## [Work to do]
Pictures do not belong in the copy, so please give every entry below again exactly.

## [Source records]
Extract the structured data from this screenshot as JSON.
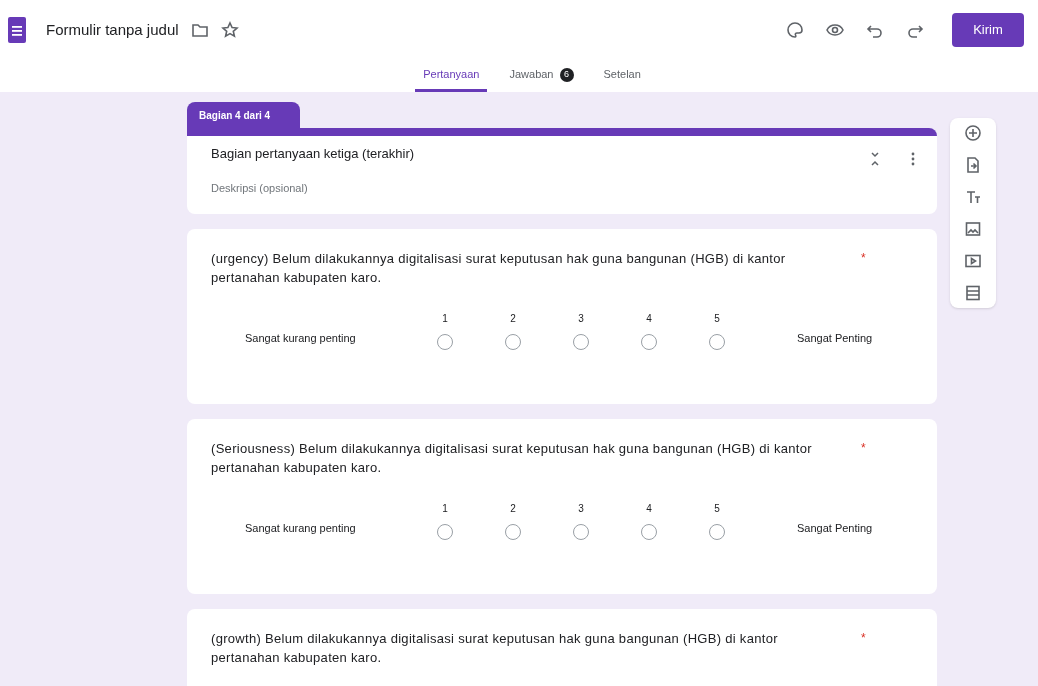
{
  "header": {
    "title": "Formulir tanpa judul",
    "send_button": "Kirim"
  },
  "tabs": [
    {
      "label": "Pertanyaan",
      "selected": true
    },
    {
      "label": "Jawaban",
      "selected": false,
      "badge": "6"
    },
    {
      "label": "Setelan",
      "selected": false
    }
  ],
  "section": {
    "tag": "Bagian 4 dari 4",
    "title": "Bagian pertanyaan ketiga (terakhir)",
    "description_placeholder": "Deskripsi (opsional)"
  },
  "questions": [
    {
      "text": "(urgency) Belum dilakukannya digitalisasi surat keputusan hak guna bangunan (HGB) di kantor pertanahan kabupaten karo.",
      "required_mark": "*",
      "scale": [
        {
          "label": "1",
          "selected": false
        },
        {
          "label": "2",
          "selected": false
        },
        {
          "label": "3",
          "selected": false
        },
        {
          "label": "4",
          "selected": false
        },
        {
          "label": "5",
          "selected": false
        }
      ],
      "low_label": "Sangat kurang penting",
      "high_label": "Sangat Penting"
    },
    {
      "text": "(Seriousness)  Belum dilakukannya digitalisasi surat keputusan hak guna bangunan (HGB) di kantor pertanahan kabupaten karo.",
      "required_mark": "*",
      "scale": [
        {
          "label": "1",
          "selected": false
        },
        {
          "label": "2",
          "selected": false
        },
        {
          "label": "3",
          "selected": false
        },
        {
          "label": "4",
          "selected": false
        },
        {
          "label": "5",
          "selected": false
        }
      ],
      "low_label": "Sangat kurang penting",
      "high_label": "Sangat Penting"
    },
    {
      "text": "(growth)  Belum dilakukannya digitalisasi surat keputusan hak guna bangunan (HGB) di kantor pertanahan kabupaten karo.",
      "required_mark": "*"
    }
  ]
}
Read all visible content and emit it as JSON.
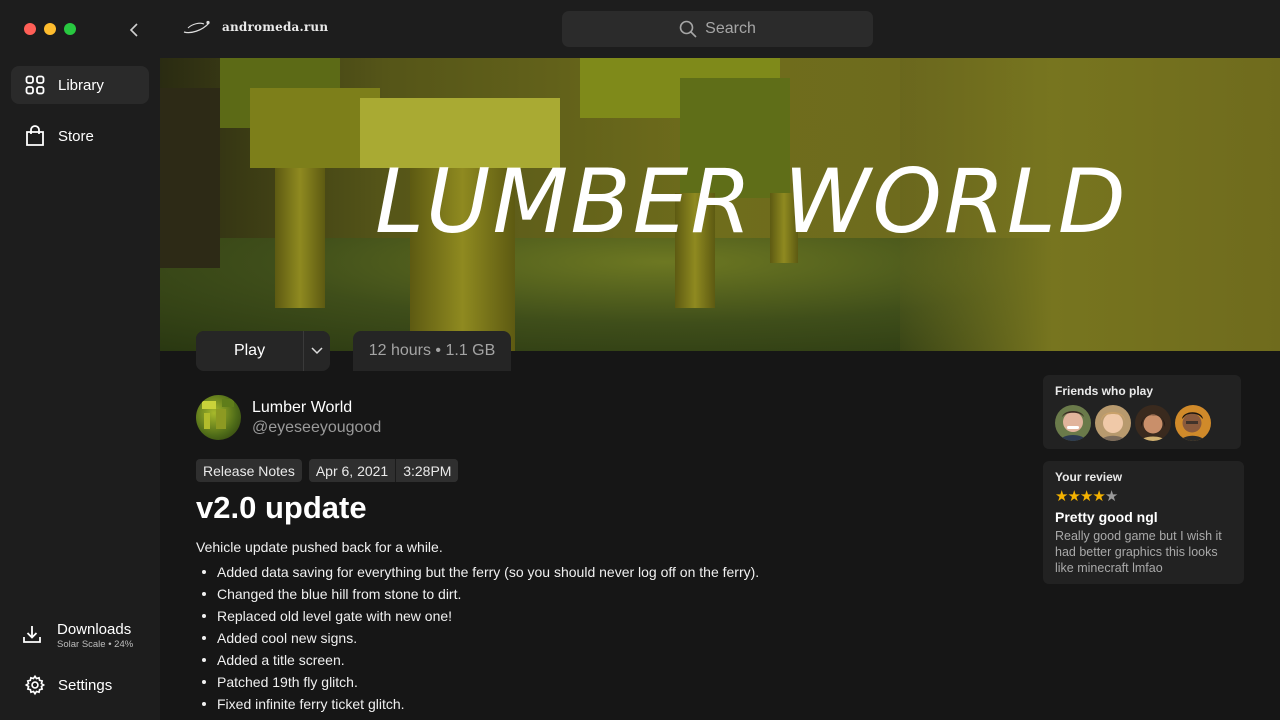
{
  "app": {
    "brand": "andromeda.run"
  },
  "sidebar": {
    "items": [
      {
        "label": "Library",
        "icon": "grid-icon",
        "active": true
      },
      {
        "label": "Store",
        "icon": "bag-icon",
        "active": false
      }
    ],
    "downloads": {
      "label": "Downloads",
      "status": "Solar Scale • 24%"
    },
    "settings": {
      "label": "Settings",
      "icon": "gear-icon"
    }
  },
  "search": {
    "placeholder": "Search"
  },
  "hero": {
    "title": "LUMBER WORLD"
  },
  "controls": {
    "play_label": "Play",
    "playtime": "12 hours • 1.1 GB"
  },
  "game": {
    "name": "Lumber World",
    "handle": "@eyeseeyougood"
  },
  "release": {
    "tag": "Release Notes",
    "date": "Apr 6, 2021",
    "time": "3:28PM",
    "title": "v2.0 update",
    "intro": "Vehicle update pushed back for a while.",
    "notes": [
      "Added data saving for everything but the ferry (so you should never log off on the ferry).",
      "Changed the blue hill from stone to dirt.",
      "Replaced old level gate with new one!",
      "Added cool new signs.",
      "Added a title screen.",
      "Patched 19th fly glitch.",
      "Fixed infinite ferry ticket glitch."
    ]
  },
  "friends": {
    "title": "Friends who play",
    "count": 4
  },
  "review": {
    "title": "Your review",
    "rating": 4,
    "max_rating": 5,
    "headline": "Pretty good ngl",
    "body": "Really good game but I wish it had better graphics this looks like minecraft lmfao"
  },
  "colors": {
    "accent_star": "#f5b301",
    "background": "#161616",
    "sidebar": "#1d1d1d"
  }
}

## [Answer]
Extract the structured data from this screenshot as JSON.
{
  "header": {
    "title": "Formulir tanpa judul",
    "send_button": "Kirim"
  },
  "tabs": [
    {
      "label": "Pertanyaan",
      "selected": true
    },
    {
      "label": "Jawaban",
      "selected": false,
      "badge": "6"
    },
    {
      "label": "Setelan",
      "selected": false
    }
  ],
  "section": {
    "tag": "Bagian 4 dari 4",
    "title": "Bagian pertanyaan ketiga (terakhir)",
    "description_placeholder": "Deskripsi (opsional)"
  },
  "questions": [
    {
      "text": "(urgency) Belum dilakukannya digitalisasi surat keputusan hak guna bangunan (HGB) di kantor pertanahan kabupaten karo.",
      "required_mark": "*",
      "scale": [
        {
          "label": "1",
          "selected": false
        },
        {
          "label": "2",
          "selected": false
        },
        {
          "label": "3",
          "selected": false
        },
        {
          "label": "4",
          "selected": false
        },
        {
          "label": "5",
          "selected": false
        }
      ],
      "low_label": "Sangat kurang penting",
      "high_label": "Sangat Penting"
    },
    {
      "text": "(Seriousness)  Belum dilakukannya digitalisasi surat keputusan hak guna bangunan (HGB) di kantor pertanahan kabupaten karo.",
      "required_mark": "*",
      "scale": [
        {
          "label": "1",
          "selected": false
        },
        {
          "label": "2",
          "selected": false
        },
        {
          "label": "3",
          "selected": false
        },
        {
          "label": "4",
          "selected": false
        },
        {
          "label": "5",
          "selected": false
        }
      ],
      "low_label": "Sangat kurang penting",
      "high_label": "Sangat Penting"
    },
    {
      "text": "(growth)  Belum dilakukannya digitalisasi surat keputusan hak guna bangunan (HGB) di kantor pertanahan kabupaten karo.",
      "required_mark": "*"
    }
  ]
}
Read all visible content and emit it as JSON.
{
  "app": {
    "brand": "andromeda.run"
  },
  "sidebar": {
    "items": [
      {
        "label": "Library",
        "icon": "grid-icon",
        "active": true
      },
      {
        "label": "Store",
        "icon": "bag-icon",
        "active": false
      }
    ],
    "downloads": {
      "label": "Downloads",
      "status": "Solar Scale • 24%"
    },
    "settings": {
      "label": "Settings",
      "icon": "gear-icon"
    }
  },
  "search": {
    "placeholder": "Search"
  },
  "hero": {
    "title": "LUMBER WORLD"
  },
  "controls": {
    "play_label": "Play",
    "playtime": "12 hours • 1.1 GB"
  },
  "game": {
    "name": "Lumber World",
    "handle": "@eyeseeyougood"
  },
  "release": {
    "tag": "Release Notes",
    "date": "Apr 6, 2021",
    "time": "3:28PM",
    "title": "v2.0 update",
    "intro": "Vehicle update pushed back for a while.",
    "notes": [
      "Added data saving for everything but the ferry (so you should never log off on the ferry).",
      "Changed the blue hill from stone to dirt.",
      "Replaced old level gate with new one!",
      "Added cool new signs.",
      "Added a title screen.",
      "Patched 19th fly glitch.",
      "Fixed infinite ferry ticket glitch."
    ]
  },
  "friends": {
    "title": "Friends who play",
    "count": 4
  },
  "review": {
    "title": "Your review",
    "rating": 4,
    "max_rating": 5,
    "headline": "Pretty good ngl",
    "body": "Really good game but I wish it had better graphics this looks like minecraft lmfao"
  },
  "colors": {
    "accent_star": "#f5b301",
    "background": "#161616",
    "sidebar": "#1d1d1d"
  }
}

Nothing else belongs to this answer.